[Saved entries]
** START **

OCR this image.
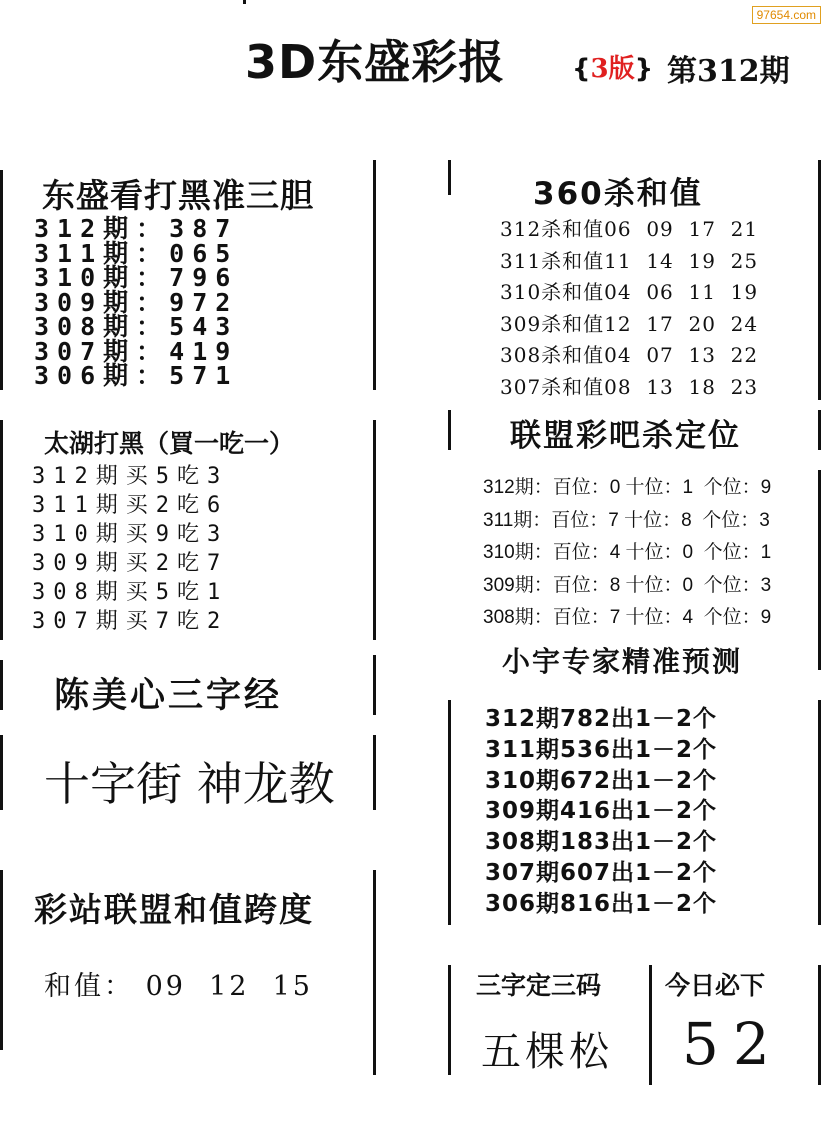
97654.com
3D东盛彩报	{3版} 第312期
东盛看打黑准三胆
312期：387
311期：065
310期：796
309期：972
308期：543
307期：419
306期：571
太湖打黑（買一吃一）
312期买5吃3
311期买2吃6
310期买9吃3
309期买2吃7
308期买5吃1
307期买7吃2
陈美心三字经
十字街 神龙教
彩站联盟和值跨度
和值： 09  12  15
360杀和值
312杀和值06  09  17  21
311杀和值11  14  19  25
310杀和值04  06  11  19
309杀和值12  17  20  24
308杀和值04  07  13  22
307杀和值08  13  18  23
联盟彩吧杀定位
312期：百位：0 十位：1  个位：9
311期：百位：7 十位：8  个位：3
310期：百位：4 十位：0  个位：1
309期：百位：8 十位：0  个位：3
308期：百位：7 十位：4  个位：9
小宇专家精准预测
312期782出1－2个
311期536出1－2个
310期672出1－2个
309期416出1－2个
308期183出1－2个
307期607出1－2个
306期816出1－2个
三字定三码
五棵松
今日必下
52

** END **

Work to do:
Reproduce the material in its entirety and word for word, without the pictures.

Correct response:
OCR this image.
97654.com
3D东盛彩报	{3版} 第312期
东盛看打黑准三胆
312期：387
311期：065
310期：796
309期：972
308期：543
307期：419
306期：571
太湖打黑（買一吃一）
312期买5吃3
311期买2吃6
310期买9吃3
309期买2吃7
308期买5吃1
307期买7吃2
陈美心三字经
十字街 神龙教
彩站联盟和值跨度
和值： 09  12  15
360杀和值
312杀和值06  09  17  21
311杀和值11  14  19  25
310杀和值04  06  11  19
309杀和值12  17  20  24
308杀和值04  07  13  22
307杀和值08  13  18  23
联盟彩吧杀定位
312期：百位：0 十位：1  个位：9
311期：百位：7 十位：8  个位：3
310期：百位：4 十位：0  个位：1
309期：百位：8 十位：0  个位：3
308期：百位：7 十位：4  个位：9
小宇专家精准预测
312期782出1－2个
311期536出1－2个
310期672出1－2个
309期416出1－2个
308期183出1－2个
307期607出1－2个
306期816出1－2个
三字定三码
五棵松
今日必下
52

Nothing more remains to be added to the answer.